Copy every line that mentions the word "responses".

- Listed entries

···

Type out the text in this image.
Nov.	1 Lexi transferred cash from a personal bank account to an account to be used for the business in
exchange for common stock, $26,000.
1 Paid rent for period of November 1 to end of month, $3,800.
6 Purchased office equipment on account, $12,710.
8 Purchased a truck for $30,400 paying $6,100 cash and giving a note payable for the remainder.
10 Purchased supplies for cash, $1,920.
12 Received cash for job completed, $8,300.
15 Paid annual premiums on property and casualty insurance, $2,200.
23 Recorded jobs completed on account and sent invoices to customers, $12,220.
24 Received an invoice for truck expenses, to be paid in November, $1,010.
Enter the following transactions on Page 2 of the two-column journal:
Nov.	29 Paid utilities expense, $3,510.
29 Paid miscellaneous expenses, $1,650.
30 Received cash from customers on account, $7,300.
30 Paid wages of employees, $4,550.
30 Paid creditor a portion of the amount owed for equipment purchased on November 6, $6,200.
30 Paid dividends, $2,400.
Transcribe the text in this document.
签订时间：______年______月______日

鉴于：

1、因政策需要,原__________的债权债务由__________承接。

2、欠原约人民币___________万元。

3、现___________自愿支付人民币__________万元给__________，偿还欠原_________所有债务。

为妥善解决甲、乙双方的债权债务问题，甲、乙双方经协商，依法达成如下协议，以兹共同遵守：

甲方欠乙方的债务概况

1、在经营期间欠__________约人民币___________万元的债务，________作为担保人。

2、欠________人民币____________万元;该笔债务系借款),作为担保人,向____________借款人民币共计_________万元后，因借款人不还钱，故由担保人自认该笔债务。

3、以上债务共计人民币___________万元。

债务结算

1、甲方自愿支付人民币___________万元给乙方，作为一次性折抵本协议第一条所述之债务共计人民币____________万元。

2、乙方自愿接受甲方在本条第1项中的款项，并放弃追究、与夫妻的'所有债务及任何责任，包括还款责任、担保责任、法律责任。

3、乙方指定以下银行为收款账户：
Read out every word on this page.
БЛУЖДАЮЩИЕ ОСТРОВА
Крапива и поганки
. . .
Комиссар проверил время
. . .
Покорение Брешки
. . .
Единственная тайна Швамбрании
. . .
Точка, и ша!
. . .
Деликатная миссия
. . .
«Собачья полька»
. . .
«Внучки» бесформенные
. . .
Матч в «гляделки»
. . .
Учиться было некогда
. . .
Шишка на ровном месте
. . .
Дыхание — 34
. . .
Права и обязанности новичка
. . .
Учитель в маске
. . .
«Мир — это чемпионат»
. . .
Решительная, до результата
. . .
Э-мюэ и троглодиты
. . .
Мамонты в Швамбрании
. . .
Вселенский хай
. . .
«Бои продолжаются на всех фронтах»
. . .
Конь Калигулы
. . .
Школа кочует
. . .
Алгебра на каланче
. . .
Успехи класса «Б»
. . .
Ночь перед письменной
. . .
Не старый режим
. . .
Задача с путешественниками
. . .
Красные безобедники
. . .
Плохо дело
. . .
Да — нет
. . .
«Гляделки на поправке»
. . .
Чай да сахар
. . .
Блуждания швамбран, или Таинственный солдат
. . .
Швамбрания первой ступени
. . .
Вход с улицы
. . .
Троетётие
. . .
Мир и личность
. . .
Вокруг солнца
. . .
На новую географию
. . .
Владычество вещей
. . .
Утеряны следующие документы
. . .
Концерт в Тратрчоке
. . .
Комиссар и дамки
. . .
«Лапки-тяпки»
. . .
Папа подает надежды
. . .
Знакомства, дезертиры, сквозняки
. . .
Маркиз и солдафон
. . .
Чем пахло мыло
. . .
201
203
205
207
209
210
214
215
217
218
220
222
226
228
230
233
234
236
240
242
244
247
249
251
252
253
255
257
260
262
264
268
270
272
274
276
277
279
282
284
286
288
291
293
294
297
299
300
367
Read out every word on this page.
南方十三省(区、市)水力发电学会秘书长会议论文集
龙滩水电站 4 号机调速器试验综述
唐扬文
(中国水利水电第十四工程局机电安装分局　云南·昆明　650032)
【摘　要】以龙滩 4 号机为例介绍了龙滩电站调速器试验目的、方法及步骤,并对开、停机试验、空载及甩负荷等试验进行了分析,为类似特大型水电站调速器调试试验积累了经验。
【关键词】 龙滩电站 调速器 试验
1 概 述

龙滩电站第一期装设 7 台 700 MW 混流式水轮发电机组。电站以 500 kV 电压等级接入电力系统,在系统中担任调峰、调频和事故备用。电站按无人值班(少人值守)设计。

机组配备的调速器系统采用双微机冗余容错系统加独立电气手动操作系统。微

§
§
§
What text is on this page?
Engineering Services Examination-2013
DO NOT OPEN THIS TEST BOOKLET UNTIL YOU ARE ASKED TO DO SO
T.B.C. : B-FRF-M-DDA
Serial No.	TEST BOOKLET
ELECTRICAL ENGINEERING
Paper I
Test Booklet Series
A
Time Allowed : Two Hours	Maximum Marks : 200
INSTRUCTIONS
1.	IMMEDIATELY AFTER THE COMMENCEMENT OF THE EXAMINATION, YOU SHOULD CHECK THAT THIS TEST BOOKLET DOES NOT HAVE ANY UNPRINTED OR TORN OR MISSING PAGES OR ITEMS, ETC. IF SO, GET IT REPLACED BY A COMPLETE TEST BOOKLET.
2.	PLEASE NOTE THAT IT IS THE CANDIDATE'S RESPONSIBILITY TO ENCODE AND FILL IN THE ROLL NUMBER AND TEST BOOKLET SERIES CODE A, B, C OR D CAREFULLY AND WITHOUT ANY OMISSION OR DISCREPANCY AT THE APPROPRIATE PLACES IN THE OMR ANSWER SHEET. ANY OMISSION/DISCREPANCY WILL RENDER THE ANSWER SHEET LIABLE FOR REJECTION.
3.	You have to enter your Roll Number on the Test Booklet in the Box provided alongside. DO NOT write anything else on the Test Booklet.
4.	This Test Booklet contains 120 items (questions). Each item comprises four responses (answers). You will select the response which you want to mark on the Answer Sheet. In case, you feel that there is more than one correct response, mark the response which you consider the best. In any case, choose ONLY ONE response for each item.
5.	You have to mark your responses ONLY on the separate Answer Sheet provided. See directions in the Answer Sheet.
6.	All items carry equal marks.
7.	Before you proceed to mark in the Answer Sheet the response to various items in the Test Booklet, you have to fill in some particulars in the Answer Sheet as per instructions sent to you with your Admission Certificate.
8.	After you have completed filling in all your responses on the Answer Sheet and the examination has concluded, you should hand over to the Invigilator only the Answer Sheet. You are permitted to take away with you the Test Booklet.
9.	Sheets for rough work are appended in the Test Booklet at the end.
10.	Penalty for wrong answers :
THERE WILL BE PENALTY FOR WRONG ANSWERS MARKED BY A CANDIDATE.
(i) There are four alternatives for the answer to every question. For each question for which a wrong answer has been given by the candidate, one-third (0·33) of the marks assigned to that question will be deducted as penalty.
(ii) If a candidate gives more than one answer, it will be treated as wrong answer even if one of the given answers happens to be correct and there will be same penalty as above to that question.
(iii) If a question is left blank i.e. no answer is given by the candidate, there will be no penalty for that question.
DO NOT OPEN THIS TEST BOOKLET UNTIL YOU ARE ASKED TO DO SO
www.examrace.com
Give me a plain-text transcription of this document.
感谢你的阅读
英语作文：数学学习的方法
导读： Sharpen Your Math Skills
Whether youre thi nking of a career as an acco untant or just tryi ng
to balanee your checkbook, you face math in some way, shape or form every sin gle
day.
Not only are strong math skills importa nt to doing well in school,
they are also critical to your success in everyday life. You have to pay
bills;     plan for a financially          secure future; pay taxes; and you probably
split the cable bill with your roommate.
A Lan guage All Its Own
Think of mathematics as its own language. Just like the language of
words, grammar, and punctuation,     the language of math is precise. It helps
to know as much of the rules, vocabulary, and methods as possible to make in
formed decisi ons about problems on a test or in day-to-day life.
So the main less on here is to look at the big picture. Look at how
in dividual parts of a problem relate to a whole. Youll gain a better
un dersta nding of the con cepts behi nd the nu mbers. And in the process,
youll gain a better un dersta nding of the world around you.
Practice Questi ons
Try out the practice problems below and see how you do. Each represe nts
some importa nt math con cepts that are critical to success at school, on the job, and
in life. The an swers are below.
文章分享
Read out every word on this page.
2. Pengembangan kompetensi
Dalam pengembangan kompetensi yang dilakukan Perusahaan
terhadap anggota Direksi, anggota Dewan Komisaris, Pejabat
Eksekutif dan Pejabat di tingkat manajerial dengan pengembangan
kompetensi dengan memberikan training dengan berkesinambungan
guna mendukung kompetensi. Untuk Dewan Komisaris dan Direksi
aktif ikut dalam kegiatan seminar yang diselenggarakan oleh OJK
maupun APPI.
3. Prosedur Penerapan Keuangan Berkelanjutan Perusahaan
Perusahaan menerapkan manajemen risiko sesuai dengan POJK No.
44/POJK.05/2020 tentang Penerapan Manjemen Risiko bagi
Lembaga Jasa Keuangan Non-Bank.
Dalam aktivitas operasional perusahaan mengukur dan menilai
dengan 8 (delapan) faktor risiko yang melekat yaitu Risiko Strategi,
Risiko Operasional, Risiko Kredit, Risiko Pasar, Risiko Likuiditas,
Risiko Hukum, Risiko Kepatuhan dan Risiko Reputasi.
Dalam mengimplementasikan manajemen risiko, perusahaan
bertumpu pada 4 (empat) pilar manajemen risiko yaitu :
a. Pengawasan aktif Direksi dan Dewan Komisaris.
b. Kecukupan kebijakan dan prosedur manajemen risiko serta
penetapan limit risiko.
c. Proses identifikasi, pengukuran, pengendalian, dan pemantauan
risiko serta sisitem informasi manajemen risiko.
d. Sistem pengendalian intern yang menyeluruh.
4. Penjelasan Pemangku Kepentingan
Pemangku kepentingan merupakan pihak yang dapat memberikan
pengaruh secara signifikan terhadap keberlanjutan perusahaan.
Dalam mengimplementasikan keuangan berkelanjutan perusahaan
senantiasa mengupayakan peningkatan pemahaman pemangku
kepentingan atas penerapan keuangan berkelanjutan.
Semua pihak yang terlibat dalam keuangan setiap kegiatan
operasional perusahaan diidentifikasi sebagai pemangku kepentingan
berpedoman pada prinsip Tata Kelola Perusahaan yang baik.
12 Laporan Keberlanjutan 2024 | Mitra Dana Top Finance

···

- Answer
4.	This Test Booklet contains 120 items (questions). Each item comprises four responses (answers). You will select the response which you want to mark on the Answer Sheet. In case, you feel that there is more than one correct response, mark the response which you consider the best. In any case, choose ONLY ONE response for each item.
5.	You have to mark your responses ONLY on the separate Answer Sheet provided. See directions in the Answer Sheet.
8.	After you have completed filling in all your responses on the Answer Sheet and the examination has concluded, you should hand over to the Invigilator only the Answer Sheet. You are permitted to take away with you the Test Booklet.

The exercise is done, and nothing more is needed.